(Extracted data entries)
┄┄┄┄┄┄┄┄┄┄

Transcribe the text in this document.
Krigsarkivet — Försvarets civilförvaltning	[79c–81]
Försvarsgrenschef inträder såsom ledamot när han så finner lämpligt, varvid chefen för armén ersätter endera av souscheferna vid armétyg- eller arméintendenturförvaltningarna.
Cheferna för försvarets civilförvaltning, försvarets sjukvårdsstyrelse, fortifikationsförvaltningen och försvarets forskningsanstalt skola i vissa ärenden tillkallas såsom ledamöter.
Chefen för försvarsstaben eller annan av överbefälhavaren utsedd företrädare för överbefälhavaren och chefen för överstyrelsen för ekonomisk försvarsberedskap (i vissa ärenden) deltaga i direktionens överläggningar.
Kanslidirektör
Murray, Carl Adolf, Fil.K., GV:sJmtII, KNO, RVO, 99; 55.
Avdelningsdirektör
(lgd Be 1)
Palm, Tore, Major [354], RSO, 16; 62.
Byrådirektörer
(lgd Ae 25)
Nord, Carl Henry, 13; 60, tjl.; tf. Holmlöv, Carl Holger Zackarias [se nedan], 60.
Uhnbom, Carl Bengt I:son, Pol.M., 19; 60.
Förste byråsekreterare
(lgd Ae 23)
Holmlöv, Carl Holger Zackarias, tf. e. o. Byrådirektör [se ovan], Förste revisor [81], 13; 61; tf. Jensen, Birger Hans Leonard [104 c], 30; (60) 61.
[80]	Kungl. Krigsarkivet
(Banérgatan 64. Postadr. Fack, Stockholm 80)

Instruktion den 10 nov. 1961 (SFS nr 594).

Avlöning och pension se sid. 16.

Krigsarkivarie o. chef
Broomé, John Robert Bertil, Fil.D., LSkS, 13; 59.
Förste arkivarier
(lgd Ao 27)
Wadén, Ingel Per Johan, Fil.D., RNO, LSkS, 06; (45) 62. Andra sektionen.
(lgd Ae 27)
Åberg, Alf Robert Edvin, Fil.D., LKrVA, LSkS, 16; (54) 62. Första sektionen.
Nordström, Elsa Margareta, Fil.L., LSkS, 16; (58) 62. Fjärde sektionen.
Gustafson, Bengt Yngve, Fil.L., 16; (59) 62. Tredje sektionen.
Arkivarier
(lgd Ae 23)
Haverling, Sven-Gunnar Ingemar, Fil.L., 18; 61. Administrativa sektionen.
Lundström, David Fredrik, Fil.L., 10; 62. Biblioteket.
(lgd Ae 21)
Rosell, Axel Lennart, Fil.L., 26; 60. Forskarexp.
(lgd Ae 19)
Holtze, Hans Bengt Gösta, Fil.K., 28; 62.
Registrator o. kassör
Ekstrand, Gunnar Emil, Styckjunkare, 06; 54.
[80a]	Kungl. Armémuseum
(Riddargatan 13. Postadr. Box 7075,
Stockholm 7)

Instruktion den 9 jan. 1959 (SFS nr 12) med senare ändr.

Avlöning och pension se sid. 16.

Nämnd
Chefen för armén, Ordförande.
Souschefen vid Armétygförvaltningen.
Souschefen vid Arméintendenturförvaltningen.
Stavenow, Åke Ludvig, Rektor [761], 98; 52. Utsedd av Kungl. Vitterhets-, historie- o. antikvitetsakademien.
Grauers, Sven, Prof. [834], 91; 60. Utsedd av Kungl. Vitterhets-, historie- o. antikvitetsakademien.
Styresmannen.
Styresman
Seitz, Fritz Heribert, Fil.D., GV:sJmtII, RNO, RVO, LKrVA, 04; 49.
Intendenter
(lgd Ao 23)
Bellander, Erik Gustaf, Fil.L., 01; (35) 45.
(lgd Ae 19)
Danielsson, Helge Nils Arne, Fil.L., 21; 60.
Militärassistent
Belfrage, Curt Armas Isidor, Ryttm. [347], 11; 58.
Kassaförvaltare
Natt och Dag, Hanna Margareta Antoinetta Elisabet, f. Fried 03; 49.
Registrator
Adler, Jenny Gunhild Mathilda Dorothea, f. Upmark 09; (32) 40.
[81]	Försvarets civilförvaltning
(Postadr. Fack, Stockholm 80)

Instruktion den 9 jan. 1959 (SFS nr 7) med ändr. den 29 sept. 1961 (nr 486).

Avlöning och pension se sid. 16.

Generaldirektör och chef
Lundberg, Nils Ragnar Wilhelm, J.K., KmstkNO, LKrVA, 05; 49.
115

┄┄┄┄┄┄┄┄┄┄

[EXERCISE OBJECTIVE]: All of the records must be retyped exactly as they are.

[THE COMPLETED TASK]:
Transcribe the text in this document.
Krigsarkivet — Försvarets civilförvaltning	[79c–81]
Försvarsgrenschef inträder såsom ledamot när han så finner lämpligt, varvid chefen för armén ersätter endera av souscheferna vid armétyg- eller arméintendenturförvaltningarna.
Cheferna för försvarets civilförvaltning, försvarets sjukvårdsstyrelse, fortifikationsförvaltningen och försvarets forskningsanstalt skola i vissa ärenden tillkallas såsom ledamöter.
Chefen för försvarsstaben eller annan av överbefälhavaren utsedd företrädare för överbefälhavaren och chefen för överstyrelsen för ekonomisk försvarsberedskap (i vissa ärenden) deltaga i direktionens överläggningar.
Kanslidirektör
Murray, Carl Adolf, Fil.K., GV:sJmtII, KNO, RVO, 99; 55.
Avdelningsdirektör
(lgd Be 1)
Palm, Tore, Major [354], RSO, 16; 62.
Byrådirektörer
(lgd Ae 25)
Nord, Carl Henry, 13; 60, tjl.; tf. Holmlöv, Carl Holger Zackarias [se nedan], 60.
Uhnbom, Carl Bengt I:son, Pol.M., 19; 60.
Förste byråsekreterare
(lgd Ae 23)
Holmlöv, Carl Holger Zackarias, tf. e. o. Byrådirektör [se ovan], Förste revisor [81], 13; 61; tf. Jensen, Birger Hans Leonard [104 c], 30; (60) 61.
[80]	Kungl. Krigsarkivet
(Banérgatan 64. Postadr. Fack, Stockholm 80)

Instruktion den 10 nov. 1961 (SFS nr 594).

Avlöning och pension se sid. 16.

Krigsarkivarie o. chef
Broomé, John Robert Bertil, Fil.D., LSkS, 13; 59.
Förste arkivarier
(lgd Ao 27)
Wadén, Ingel Per Johan, Fil.D., RNO, LSkS, 06; (45) 62. Andra sektionen.
(lgd Ae 27)
Åberg, Alf Robert Edvin, Fil.D., LKrVA, LSkS, 16; (54) 62. Första sektionen.
Nordström, Elsa Margareta, Fil.L., LSkS, 16; (58) 62. Fjärde sektionen.
Gustafson, Bengt Yngve, Fil.L., 16; (59) 62. Tredje sektionen.
Arkivarier
(lgd Ae 23)
Haverling, Sven-Gunnar Ingemar, Fil.L., 18; 61. Administrativa sektionen.
Lundström, David Fredrik, Fil.L., 10; 62. Biblioteket.
(lgd Ae 21)
Rosell, Axel Lennart, Fil.L., 26; 60. Forskarexp.
(lgd Ae 19)
Holtze, Hans Bengt Gösta, Fil.K., 28; 62.
Registrator o. kassör
Ekstrand, Gunnar Emil, Styckjunkare, 06; 54.
[80a]	Kungl. Armémuseum
(Riddargatan 13. Postadr. Box 7075,
Stockholm 7)

Instruktion den 9 jan. 1959 (SFS nr 12) med senare ändr.

Avlöning och pension se sid. 16.

Nämnd
Chefen för armén, Ordförande.
Souschefen vid Armétygförvaltningen.
Souschefen vid Arméintendenturförvaltningen.
Stavenow, Åke Ludvig, Rektor [761], 98; 52. Utsedd av Kungl. Vitterhets-, historie- o. antikvitetsakademien.
Grauers, Sven, Prof. [834], 91; 60. Utsedd av Kungl. Vitterhets-, historie- o. antikvitetsakademien.
Styresmannen.
Styresman
Seitz, Fritz Heribert, Fil.D., GV:sJmtII, RNO, RVO, LKrVA, 04; 49.
Intendenter
(lgd Ao 23)
Bellander, Erik Gustaf, Fil.L., 01; (35) 45.
(lgd Ae 19)
Danielsson, Helge Nils Arne, Fil.L., 21; 60.
Militärassistent
Belfrage, Curt Armas Isidor, Ryttm. [347], 11; 58.
Kassaförvaltare
Natt och Dag, Hanna Margareta Antoinetta Elisabet, f. Fried 03; 49.
Registrator
Adler, Jenny Gunhild Mathilda Dorothea, f. Upmark 09; (32) 40.
[81]	Försvarets civilförvaltning
(Postadr. Fack, Stockholm 80)

Instruktion den 9 jan. 1959 (SFS nr 7) med ändr. den 29 sept. 1961 (nr 486).

Avlöning och pension se sid. 16.

Generaldirektör och chef
Lundberg, Nils Ragnar Wilhelm, J.K., KmstkNO, LKrVA, 05; 49.
115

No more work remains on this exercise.